• Material
++++++++++++++++++++
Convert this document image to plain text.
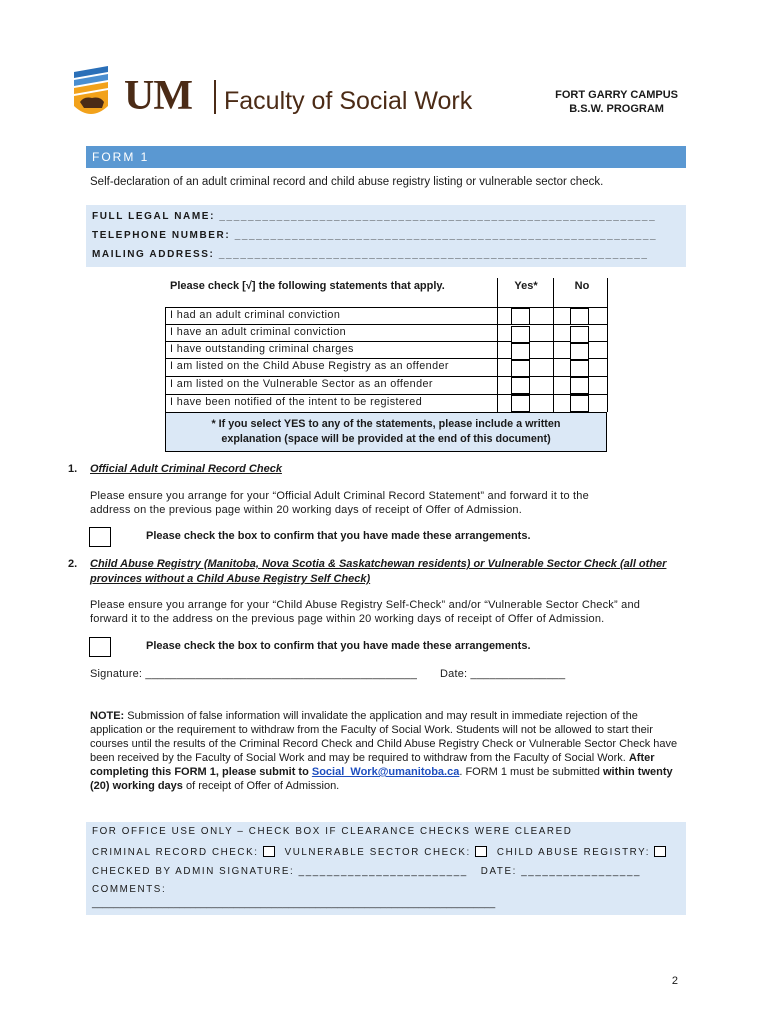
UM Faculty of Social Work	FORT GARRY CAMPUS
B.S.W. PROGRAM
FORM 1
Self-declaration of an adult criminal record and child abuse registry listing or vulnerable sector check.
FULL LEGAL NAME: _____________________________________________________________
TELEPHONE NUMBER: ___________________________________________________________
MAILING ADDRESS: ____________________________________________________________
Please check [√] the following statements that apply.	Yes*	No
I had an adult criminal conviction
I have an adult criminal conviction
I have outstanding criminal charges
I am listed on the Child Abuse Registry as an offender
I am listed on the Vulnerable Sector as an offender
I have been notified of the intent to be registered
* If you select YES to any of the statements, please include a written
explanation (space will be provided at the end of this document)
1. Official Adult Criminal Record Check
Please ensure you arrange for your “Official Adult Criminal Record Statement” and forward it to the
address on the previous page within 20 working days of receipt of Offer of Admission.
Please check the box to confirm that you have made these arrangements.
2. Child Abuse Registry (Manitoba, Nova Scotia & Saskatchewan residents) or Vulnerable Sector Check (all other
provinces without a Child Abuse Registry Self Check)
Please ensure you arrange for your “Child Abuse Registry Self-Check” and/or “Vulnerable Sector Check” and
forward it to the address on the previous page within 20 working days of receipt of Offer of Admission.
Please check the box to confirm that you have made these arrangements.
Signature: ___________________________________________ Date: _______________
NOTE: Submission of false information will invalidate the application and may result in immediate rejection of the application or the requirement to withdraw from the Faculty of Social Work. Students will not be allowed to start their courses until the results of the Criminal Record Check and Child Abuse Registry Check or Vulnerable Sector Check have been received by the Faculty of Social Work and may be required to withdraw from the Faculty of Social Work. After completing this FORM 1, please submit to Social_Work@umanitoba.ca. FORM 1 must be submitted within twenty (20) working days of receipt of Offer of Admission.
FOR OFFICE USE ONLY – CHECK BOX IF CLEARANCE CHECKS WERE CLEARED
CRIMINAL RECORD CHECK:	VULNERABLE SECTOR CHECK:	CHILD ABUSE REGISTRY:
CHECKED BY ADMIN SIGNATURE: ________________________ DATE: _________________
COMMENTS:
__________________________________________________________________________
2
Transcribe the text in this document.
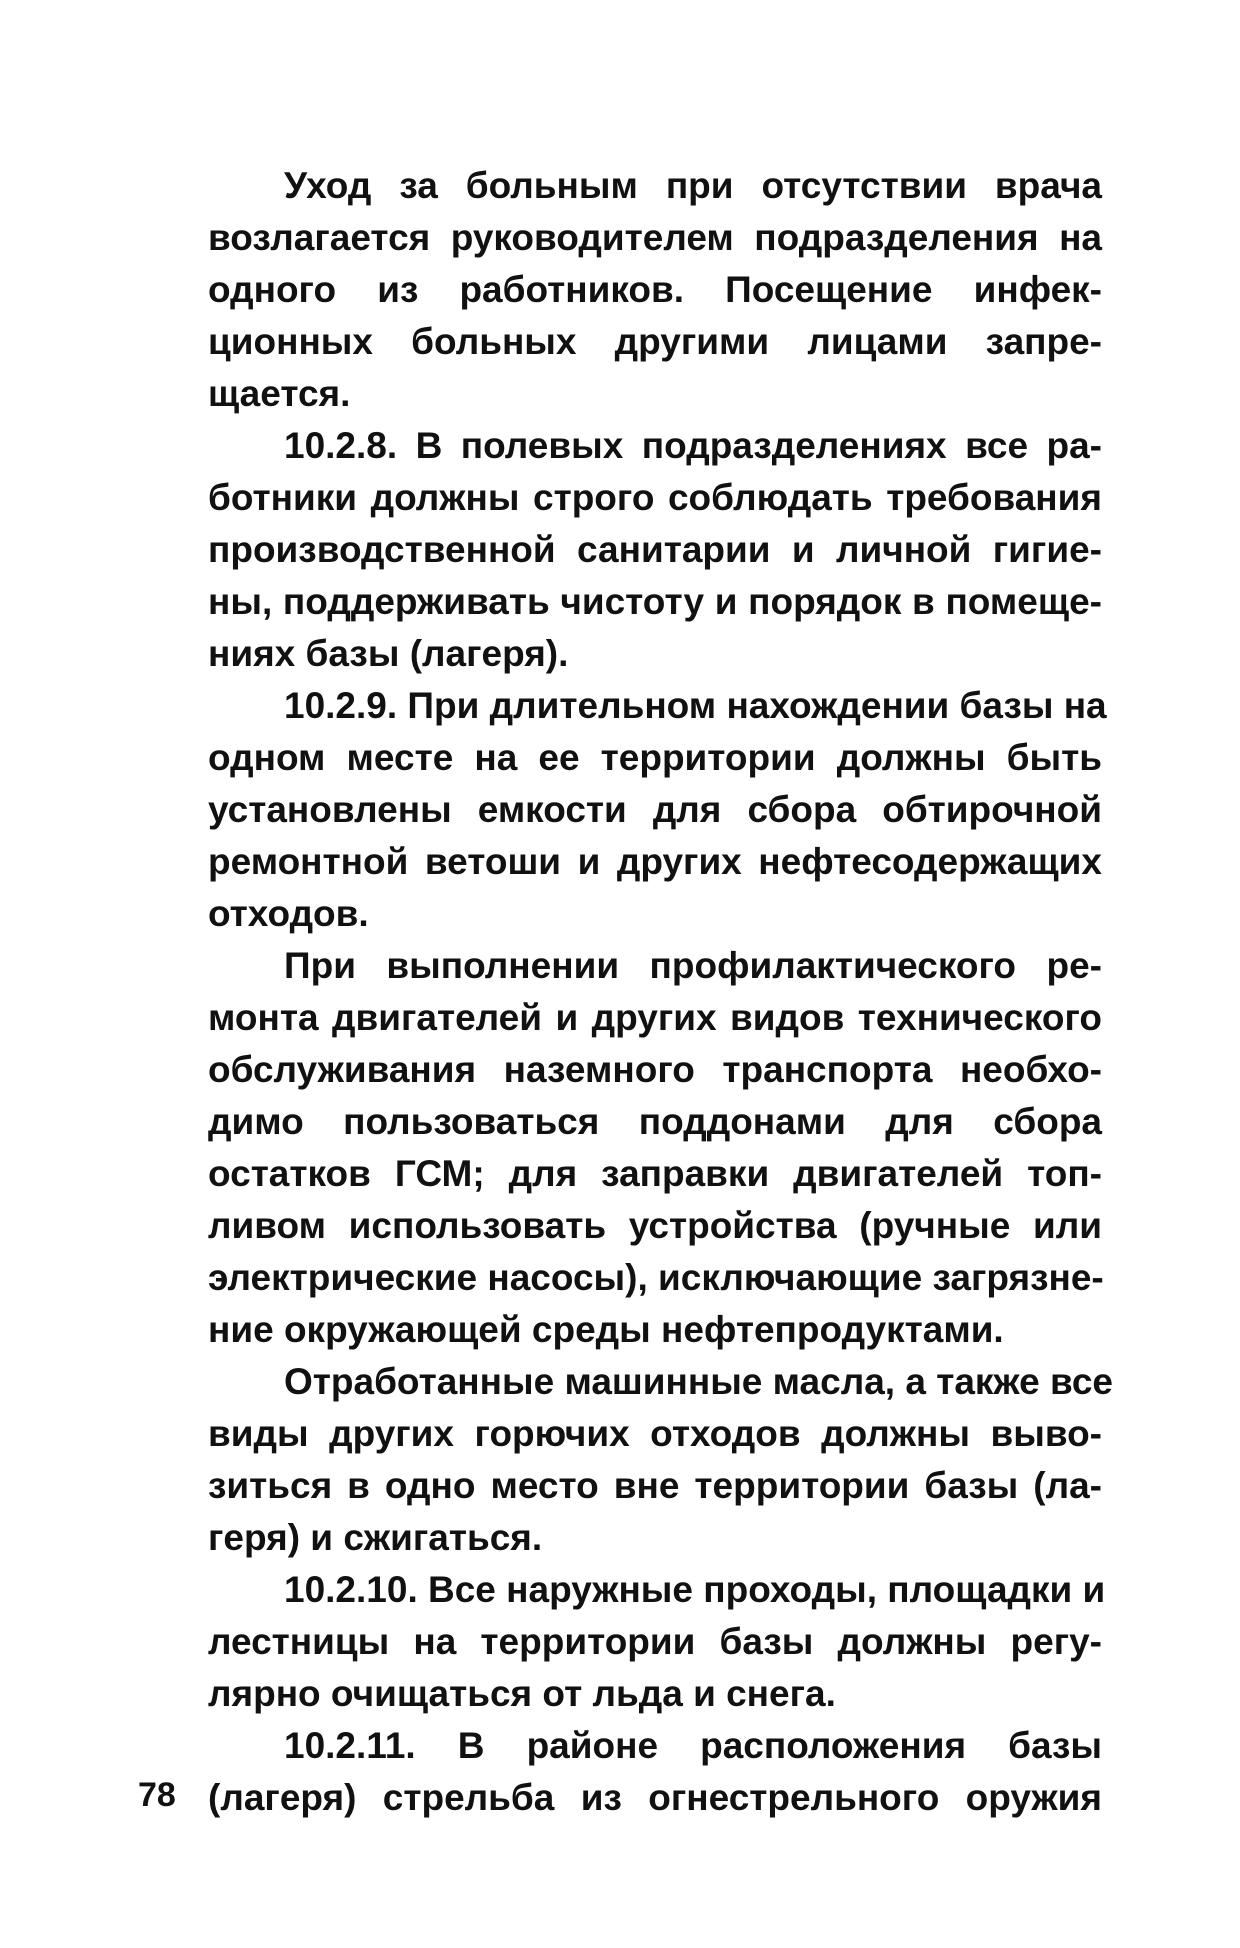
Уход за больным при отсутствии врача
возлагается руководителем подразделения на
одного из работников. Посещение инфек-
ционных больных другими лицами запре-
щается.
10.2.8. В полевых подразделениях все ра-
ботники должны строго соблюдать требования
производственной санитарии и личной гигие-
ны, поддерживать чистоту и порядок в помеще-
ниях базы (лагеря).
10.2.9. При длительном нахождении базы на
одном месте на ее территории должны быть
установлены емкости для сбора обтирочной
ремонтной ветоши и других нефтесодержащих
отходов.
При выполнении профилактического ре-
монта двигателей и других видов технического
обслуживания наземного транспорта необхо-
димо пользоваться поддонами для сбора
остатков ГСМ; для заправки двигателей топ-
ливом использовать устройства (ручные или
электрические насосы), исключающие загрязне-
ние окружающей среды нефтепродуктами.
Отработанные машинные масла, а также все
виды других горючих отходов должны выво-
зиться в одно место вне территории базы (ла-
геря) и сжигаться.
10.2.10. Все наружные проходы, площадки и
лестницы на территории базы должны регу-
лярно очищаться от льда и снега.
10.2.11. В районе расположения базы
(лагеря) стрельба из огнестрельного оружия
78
++++++++++++++++++++
• Problem requirements
Print the records above exactly as they stand, but leave out the pictures.

• Full answer
Convert this document image to plain text.
UM Faculty of Social Work	FORT GARRY CAMPUS
B.S.W. PROGRAM
FORM 1
Self-declaration of an adult criminal record and child abuse registry listing or vulnerable sector check.
FULL LEGAL NAME: _____________________________________________________________
TELEPHONE NUMBER: ___________________________________________________________
MAILING ADDRESS: ____________________________________________________________
Please check [√] the following statements that apply.	Yes*	No
I had an adult criminal conviction
I have an adult criminal conviction
I have outstanding criminal charges
I am listed on the Child Abuse Registry as an offender
I am listed on the Vulnerable Sector as an offender
I have been notified of the intent to be registered
* If you select YES to any of the statements, please include a written
explanation (space will be provided at the end of this document)
1. Official Adult Criminal Record Check
Please ensure you arrange for your “Official Adult Criminal Record Statement” and forward it to the
address on the previous page within 20 working days of receipt of Offer of Admission.
Please check the box to confirm that you have made these arrangements.
2. Child Abuse Registry (Manitoba, Nova Scotia & Saskatchewan residents) or Vulnerable Sector Check (all other
provinces without a Child Abuse Registry Self Check)
Please ensure you arrange for your “Child Abuse Registry Self-Check” and/or “Vulnerable Sector Check” and
forward it to the address on the previous page within 20 working days of receipt of Offer of Admission.
Please check the box to confirm that you have made these arrangements.
Signature: ___________________________________________ Date: _______________
NOTE: Submission of false information will invalidate the application and may result in immediate rejection of the application or the requirement to withdraw from the Faculty of Social Work. Students will not be allowed to start their courses until the results of the Criminal Record Check and Child Abuse Registry Check or Vulnerable Sector Check have been received by the Faculty of Social Work and may be required to withdraw from the Faculty of Social Work. After completing this FORM 1, please submit to Social_Work@umanitoba.ca. FORM 1 must be submitted within twenty (20) working days of receipt of Offer of Admission.
FOR OFFICE USE ONLY – CHECK BOX IF CLEARANCE CHECKS WERE CLEARED
CRIMINAL RECORD CHECK:	VULNERABLE SECTOR CHECK:	CHILD ABUSE REGISTRY:
CHECKED BY ADMIN SIGNATURE: ________________________ DATE: _________________
COMMENTS:
__________________________________________________________________________
2
Transcribe the text in this document.
Уход за больным при отсутствии врача
возлагается руководителем подразделения на
одного из работников. Посещение инфек-
ционных больных другими лицами запре-
щается.
10.2.8. В полевых подразделениях все ра-
ботники должны строго соблюдать требования
производственной санитарии и личной гигие-
ны, поддерживать чистоту и порядок в помеще-
ниях базы (лагеря).
10.2.9. При длительном нахождении базы на
одном месте на ее территории должны быть
установлены емкости для сбора обтирочной
ремонтной ветоши и других нефтесодержащих
отходов.
При выполнении профилактического ре-
монта двигателей и других видов технического
обслуживания наземного транспорта необхо-
димо пользоваться поддонами для сбора
остатков ГСМ; для заправки двигателей топ-
ливом использовать устройства (ручные или
электрические насосы), исключающие загрязне-
ние окружающей среды нефтепродуктами.
Отработанные машинные масла, а также все
виды других горючих отходов должны выво-
зиться в одно место вне территории базы (ла-
геря) и сжигаться.
10.2.10. Все наружные проходы, площадки и
лестницы на территории базы должны регу-
лярно очищаться от льда и снега.
10.2.11. В районе расположения базы
(лагеря) стрельба из огнестрельного оружия
78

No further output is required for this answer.